▶ [WHAT YOU SHOULD DO] Wherever the word "Bulmer" appears in a line, extract that line.
== == ==
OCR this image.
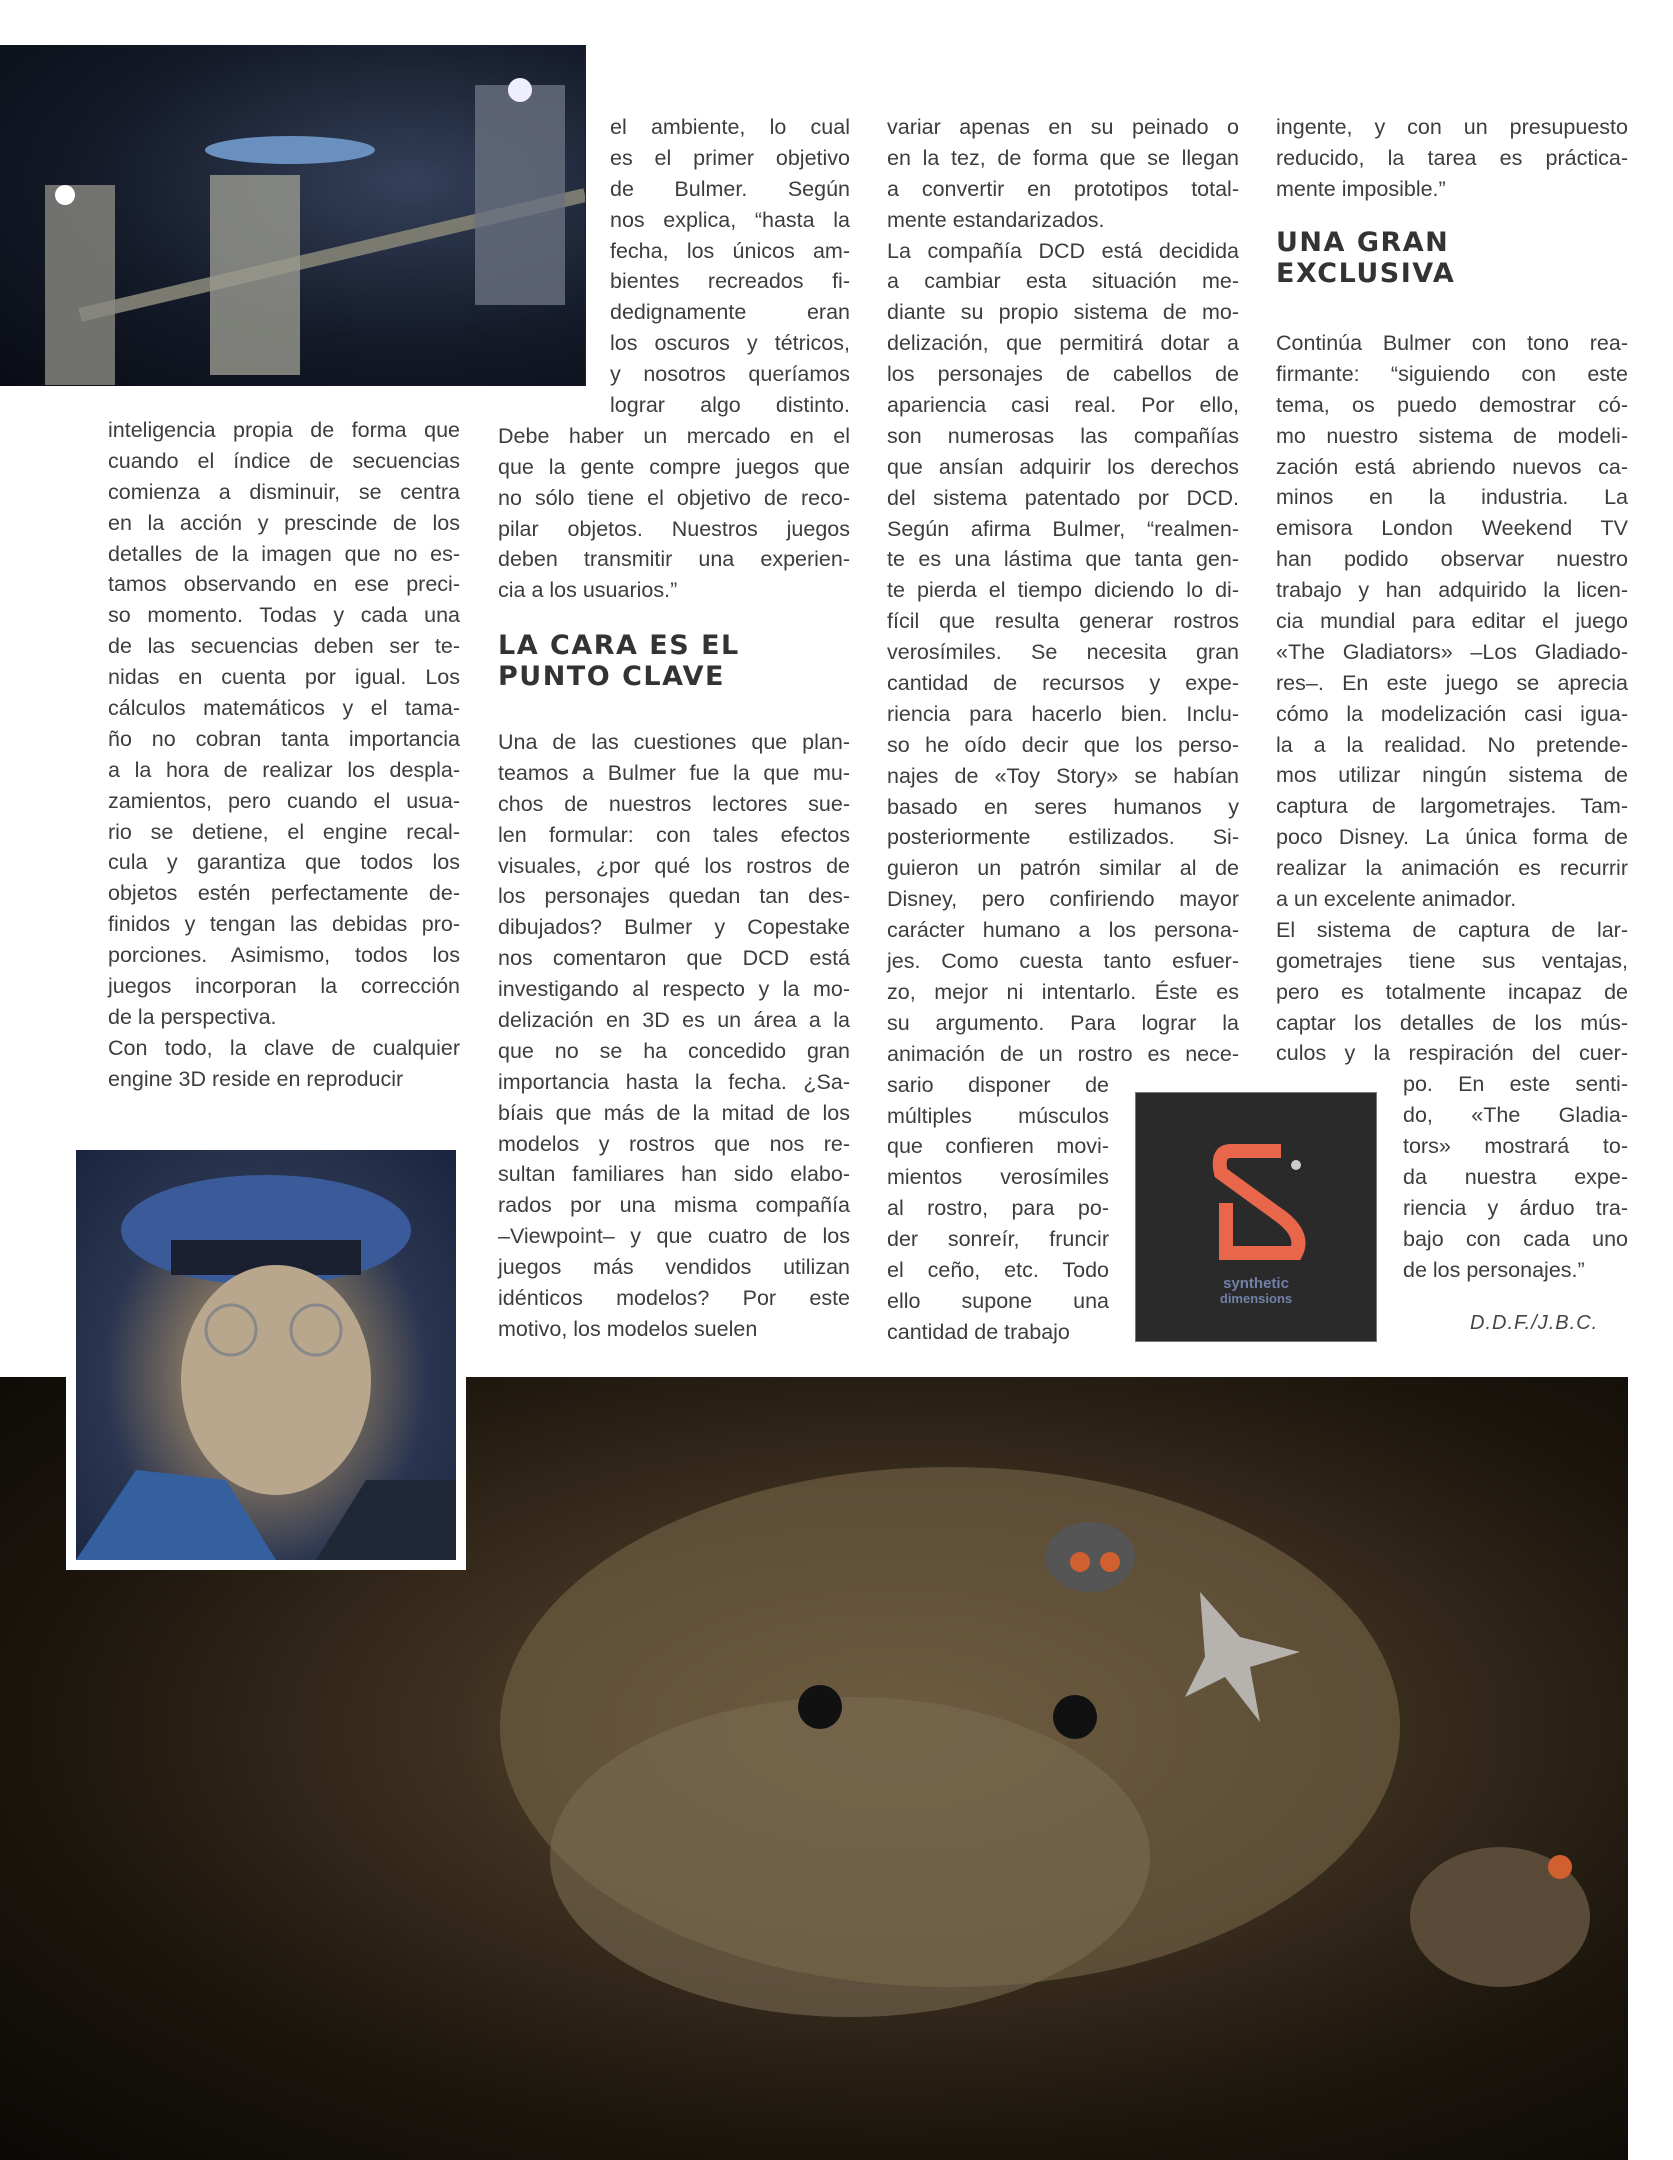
synthetic
dimensions
inteligencia propia de forma que
cuando el índice de secuencias
comienza a disminuir, se centra
en la acción y prescinde de los
detalles de la imagen que no es-
tamos observando en ese preci-
so momento. Todas y cada una
de las secuencias deben ser te-
nidas en cuenta por igual. Los
cálculos matemáticos y el tama-
ño no cobran tanta importancia
a la hora de realizar los despla-
zamientos, pero cuando el usua-
rio se detiene, el engine recal-
cula y garantiza que todos los
objetos estén perfectamente de-
finidos y tengan las debidas pro-
porciones. Asimismo, todos los
juegos incorporan la corrección
de la perspectiva.
Con todo, la clave de cualquier
engine 3D reside en reproducir
el ambiente, lo cual
es el primer objetivo
de Bulmer. Según
nos explica, “hasta la
fecha, los únicos am-
bientes recreados fi-
dedignamente eran
los oscuros y tétricos,
y nosotros queríamos
lograr algo distinto.
Debe haber un mercado en el
que la gente compre juegos que
no sólo tiene el objetivo de reco-
pilar objetos. Nuestros juegos
deben transmitir una experien-
cia a los usuarios.”
LA CARA ES EL
PUNTO CLAVE
Una de las cuestiones que plan-
teamos a Bulmer fue la que mu-
chos de nuestros lectores sue-
len formular: con tales efectos
visuales, ¿por qué los rostros de
los personajes quedan tan des-
dibujados? Bulmer y Copestake
nos comentaron que DCD está
investigando al respecto y la mo-
delización en 3D es un área a la
que no se ha concedido gran
importancia hasta la fecha. ¿Sa-
bíais que más de la mitad de los
modelos y rostros que nos re-
sultan familiares han sido elabo-
rados por una misma compañía
–Viewpoint– y que cuatro de los
juegos más vendidos utilizan
idénticos modelos? Por este
motivo, los modelos suelen
variar apenas en su peinado o
en la tez, de forma que se llegan
a convertir en prototipos total-
mente estandarizados.
La compañía DCD está decidida
a cambiar esta situación me-
diante su propio sistema de mo-
delización, que permitirá dotar a
los personajes de cabellos de
apariencia casi real. Por ello,
son numerosas las compañías
que ansían adquirir los derechos
del sistema patentado por DCD.
Según afirma Bulmer, “realmen-
te es una lástima que tanta gen-
te pierda el tiempo diciendo lo di-
fícil que resulta generar rostros
verosímiles. Se necesita gran
cantidad de recursos y expe-
riencia para hacerlo bien. Inclu-
so he oído decir que los perso-
najes de «Toy Story» se habían
basado en seres humanos y
posteriormente estilizados. Si-
guieron un patrón similar al de
Disney, pero confiriendo mayor
carácter humano a los persona-
jes. Como cuesta tanto esfuer-
zo, mejor ni intentarlo. Éste es
su argumento. Para lograr la
animación de un rostro es nece-
sario disponer de
múltiples músculos
que confieren movi-
mientos verosímiles
al rostro, para po-
der sonreír, fruncir
el ceño, etc. Todo
ello supone una
cantidad de trabajo
ingente, y con un presupuesto
reducido, la tarea es práctica-
mente imposible.”
UNA GRAN
EXCLUSIVA
Continúa Bulmer con tono rea-
firmante: “siguiendo con este
tema, os puedo demostrar có-
mo nuestro sistema de modeli-
zación está abriendo nuevos ca-
minos en la industria. La
emisora London Weekend TV
han podido observar nuestro
trabajo y han adquirido la licen-
cia mundial para editar el juego
«The Gladiators» –Los Gladiado-
res–. En este juego se aprecia
cómo la modelización casi igua-
la a la realidad. No pretende-
mos utilizar ningún sistema de
captura de largometrajes. Tam-
poco Disney. La única forma de
realizar la animación es recurrir
a un excelente animador.
El sistema de captura de lar-
gometrajes tiene sus ventajas,
pero es totalmente incapaz de
captar los detalles de los mús-
culos y la respiración del cuer-
po. En este senti-
do, «The Gladia-
tors» mostrará to-
da nuestra expe-
riencia y árduo tra-
bajo con cada uno
de los personajes.”
D.D.F./J.B.C.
== == ==
▶ [RESPONSE BELOW]
de Bulmer. Según
teamos a Bulmer fue la que mu-
dibujados? Bulmer y Copestake
Según afirma Bulmer, “realmen-
Continúa Bulmer con tono rea-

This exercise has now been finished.